Data excerpts
===

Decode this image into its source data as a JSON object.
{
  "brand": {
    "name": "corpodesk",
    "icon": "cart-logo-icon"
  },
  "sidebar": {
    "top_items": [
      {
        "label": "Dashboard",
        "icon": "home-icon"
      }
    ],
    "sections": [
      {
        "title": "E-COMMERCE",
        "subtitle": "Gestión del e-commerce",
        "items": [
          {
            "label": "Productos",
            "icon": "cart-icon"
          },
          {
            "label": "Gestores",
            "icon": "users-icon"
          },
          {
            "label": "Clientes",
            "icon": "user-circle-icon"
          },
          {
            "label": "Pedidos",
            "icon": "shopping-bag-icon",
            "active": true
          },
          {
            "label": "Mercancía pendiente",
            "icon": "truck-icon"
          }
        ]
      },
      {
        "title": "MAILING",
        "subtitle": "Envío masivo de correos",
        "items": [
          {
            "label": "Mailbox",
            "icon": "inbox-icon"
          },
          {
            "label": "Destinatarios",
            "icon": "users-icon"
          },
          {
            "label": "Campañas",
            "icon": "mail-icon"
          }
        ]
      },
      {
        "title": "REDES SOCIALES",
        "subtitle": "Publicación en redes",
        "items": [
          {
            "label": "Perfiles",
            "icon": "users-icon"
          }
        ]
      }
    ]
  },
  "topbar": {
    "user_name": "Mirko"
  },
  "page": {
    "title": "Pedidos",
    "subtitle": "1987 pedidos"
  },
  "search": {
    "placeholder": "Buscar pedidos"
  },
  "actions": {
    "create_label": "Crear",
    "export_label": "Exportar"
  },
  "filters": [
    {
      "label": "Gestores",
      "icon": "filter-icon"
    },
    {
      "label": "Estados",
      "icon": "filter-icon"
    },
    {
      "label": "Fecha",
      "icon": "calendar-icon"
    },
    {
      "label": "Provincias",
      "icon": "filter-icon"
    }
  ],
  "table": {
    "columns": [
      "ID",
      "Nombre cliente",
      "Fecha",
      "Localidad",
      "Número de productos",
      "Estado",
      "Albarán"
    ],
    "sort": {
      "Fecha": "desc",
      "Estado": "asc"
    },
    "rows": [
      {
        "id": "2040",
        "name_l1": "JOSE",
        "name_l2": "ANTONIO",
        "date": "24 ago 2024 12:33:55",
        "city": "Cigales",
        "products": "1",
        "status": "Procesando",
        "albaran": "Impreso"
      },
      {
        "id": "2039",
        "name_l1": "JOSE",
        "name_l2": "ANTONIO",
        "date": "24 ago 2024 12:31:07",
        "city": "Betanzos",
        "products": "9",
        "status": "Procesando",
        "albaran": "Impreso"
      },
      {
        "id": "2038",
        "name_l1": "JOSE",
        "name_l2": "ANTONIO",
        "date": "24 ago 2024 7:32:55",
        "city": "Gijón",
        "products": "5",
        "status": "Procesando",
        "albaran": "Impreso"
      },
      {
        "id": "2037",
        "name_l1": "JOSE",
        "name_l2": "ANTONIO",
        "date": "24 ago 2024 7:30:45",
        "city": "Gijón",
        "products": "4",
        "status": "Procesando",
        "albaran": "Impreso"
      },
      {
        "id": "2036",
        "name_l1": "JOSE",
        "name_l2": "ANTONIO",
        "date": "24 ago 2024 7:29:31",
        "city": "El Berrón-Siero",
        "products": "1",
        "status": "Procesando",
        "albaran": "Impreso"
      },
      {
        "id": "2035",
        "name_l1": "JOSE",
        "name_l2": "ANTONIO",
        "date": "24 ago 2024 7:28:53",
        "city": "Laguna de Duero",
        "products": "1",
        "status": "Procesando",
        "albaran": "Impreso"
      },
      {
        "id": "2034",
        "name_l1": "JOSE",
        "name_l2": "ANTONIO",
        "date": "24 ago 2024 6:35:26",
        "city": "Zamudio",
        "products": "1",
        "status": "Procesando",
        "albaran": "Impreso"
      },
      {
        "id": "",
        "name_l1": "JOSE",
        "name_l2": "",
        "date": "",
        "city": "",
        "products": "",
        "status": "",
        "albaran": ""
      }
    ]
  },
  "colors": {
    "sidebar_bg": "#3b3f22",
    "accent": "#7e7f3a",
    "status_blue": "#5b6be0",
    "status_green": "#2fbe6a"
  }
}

===

**What the task requires**
Copy all of the material word for word.

**Answer to the problem**
Decode this image into its source data as a JSON object.
{
  "brand": {
    "name": "corpodesk",
    "icon": "cart-logo-icon"
  },
  "sidebar": {
    "top_items": [
      {
        "label": "Dashboard",
        "icon": "home-icon"
      }
    ],
    "sections": [
      {
        "title": "E-COMMERCE",
        "subtitle": "Gestión del e-commerce",
        "items": [
          {
            "label": "Productos",
            "icon": "cart-icon"
          },
          {
            "label": "Gestores",
            "icon": "users-icon"
          },
          {
            "label": "Clientes",
            "icon": "user-circle-icon"
          },
          {
            "label": "Pedidos",
            "icon": "shopping-bag-icon",
            "active": true
          },
          {
            "label": "Mercancía pendiente",
            "icon": "truck-icon"
          }
        ]
      },
      {
        "title": "MAILING",
        "subtitle": "Envío masivo de correos",
        "items": [
          {
            "label": "Mailbox",
            "icon": "inbox-icon"
          },
          {
            "label": "Destinatarios",
            "icon": "users-icon"
          },
          {
            "label": "Campañas",
            "icon": "mail-icon"
          }
        ]
      },
      {
        "title": "REDES SOCIALES",
        "subtitle": "Publicación en redes",
        "items": [
          {
            "label": "Perfiles",
            "icon": "users-icon"
          }
        ]
      }
    ]
  },
  "topbar": {
    "user_name": "Mirko"
  },
  "page": {
    "title": "Pedidos",
    "subtitle": "1987 pedidos"
  },
  "search": {
    "placeholder": "Buscar pedidos"
  },
  "actions": {
    "create_label": "Crear",
    "export_label": "Exportar"
  },
  "filters": [
    {
      "label": "Gestores",
      "icon": "filter-icon"
    },
    {
      "label": "Estados",
      "icon": "filter-icon"
    },
    {
      "label": "Fecha",
      "icon": "calendar-icon"
    },
    {
      "label": "Provincias",
      "icon": "filter-icon"
    }
  ],
  "table": {
    "columns": [
      "ID",
      "Nombre cliente",
      "Fecha",
      "Localidad",
      "Número de productos",
      "Estado",
      "Albarán"
    ],
    "sort": {
      "Fecha": "desc",
      "Estado": "asc"
    },
    "rows": [
      {
        "id": "2040",
        "name_l1": "JOSE",
        "name_l2": "ANTONIO",
        "date": "24 ago 2024 12:33:55",
        "city": "Cigales",
        "products": "1",
        "status": "Procesando",
        "albaran": "Impreso"
      },
      {
        "id": "2039",
        "name_l1": "JOSE",
        "name_l2": "ANTONIO",
        "date": "24 ago 2024 12:31:07",
        "city": "Betanzos",
        "products": "9",
        "status": "Procesando",
        "albaran": "Impreso"
      },
      {
        "id": "2038",
        "name_l1": "JOSE",
        "name_l2": "ANTONIO",
        "date": "24 ago 2024 7:32:55",
        "city": "Gijón",
        "products": "5",
        "status": "Procesando",
        "albaran": "Impreso"
      },
      {
        "id": "2037",
        "name_l1": "JOSE",
        "name_l2": "ANTONIO",
        "date": "24 ago 2024 7:30:45",
        "city": "Gijón",
        "products": "4",
        "status": "Procesando",
        "albaran": "Impreso"
      },
      {
        "id": "2036",
        "name_l1": "JOSE",
        "name_l2": "ANTONIO",
        "date": "24 ago 2024 7:29:31",
        "city": "El Berrón-Siero",
        "products": "1",
        "status": "Procesando",
        "albaran": "Impreso"
      },
      {
        "id": "2035",
        "name_l1": "JOSE",
        "name_l2": "ANTONIO",
        "date": "24 ago 2024 7:28:53",
        "city": "Laguna de Duero",
        "products": "1",
        "status": "Procesando",
        "albaran": "Impreso"
      },
      {
        "id": "2034",
        "name_l1": "JOSE",
        "name_l2": "ANTONIO",
        "date": "24 ago 2024 6:35:26",
        "city": "Zamudio",
        "products": "1",
        "status": "Procesando",
        "albaran": "Impreso"
      },
      {
        "id": "",
        "name_l1": "JOSE",
        "name_l2": "",
        "date": "",
        "city": "",
        "products": "",
        "status": "",
        "albaran": ""
      }
    ]
  },
  "colors": {
    "sidebar_bg": "#3b3f22",
    "accent": "#7e7f3a",
    "status_blue": "#5b6be0",
    "status_green": "#2fbe6a"
  }
}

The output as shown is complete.